:: Material to process

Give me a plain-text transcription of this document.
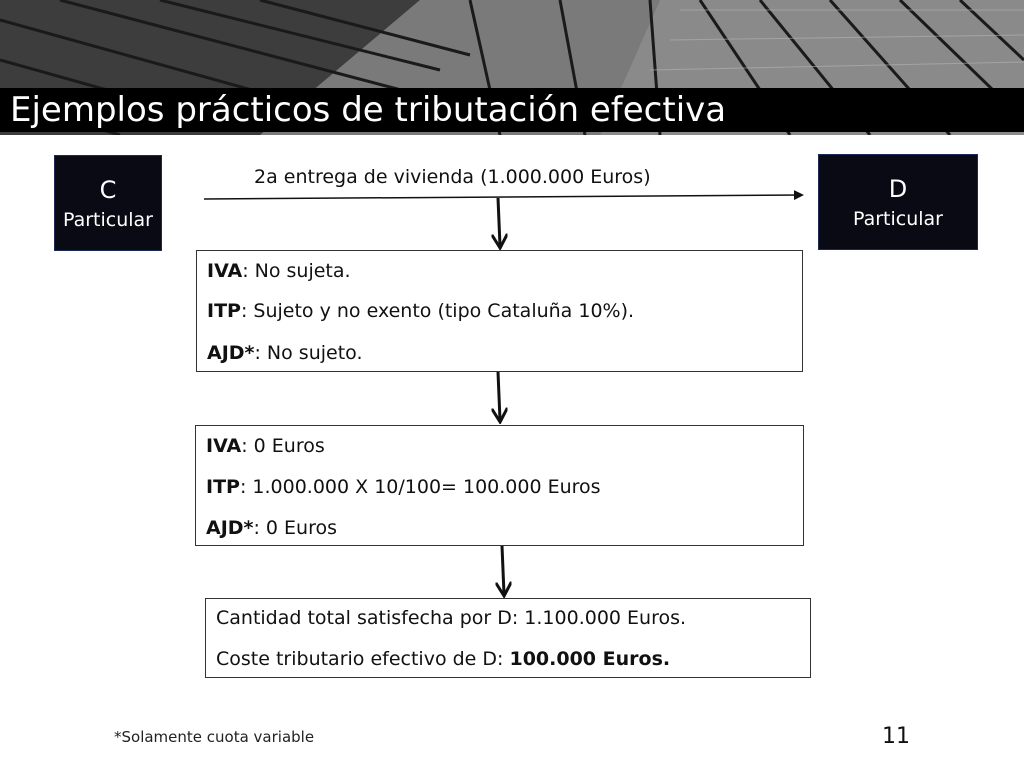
Ejemplos prácticos de tributación efectiva
C
Particular
D
Particular
2a entrega de vivienda (1.000.000 Euros)
IVA: No sujeta.
ITP: Sujeto y no exento (tipo Cataluña 10%).
AJD*: No sujeto.
IVA: 0 Euros
ITP: 1.000.000 X 10/100= 100.000 Euros
AJD*: 0 Euros
Cantidad total satisfecha por D: 1.100.000 Euros.
Coste tributario efectivo de D: 100.000 Euros.
*Solamente cuota variable	11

::::

Written instruction
Locate the word "Euros" in the data above. Copy every line carrying it.

Output for this task
2a entrega de vivienda (1.000.000 Euros)
IVA: 0 Euros
ITP: 1.000.000 X 10/100= 100.000 Euros
AJD*: 0 Euros
Cantidad total satisfecha por D: 1.100.000 Euros.
Coste tributario efectivo de D: 100.000 Euros.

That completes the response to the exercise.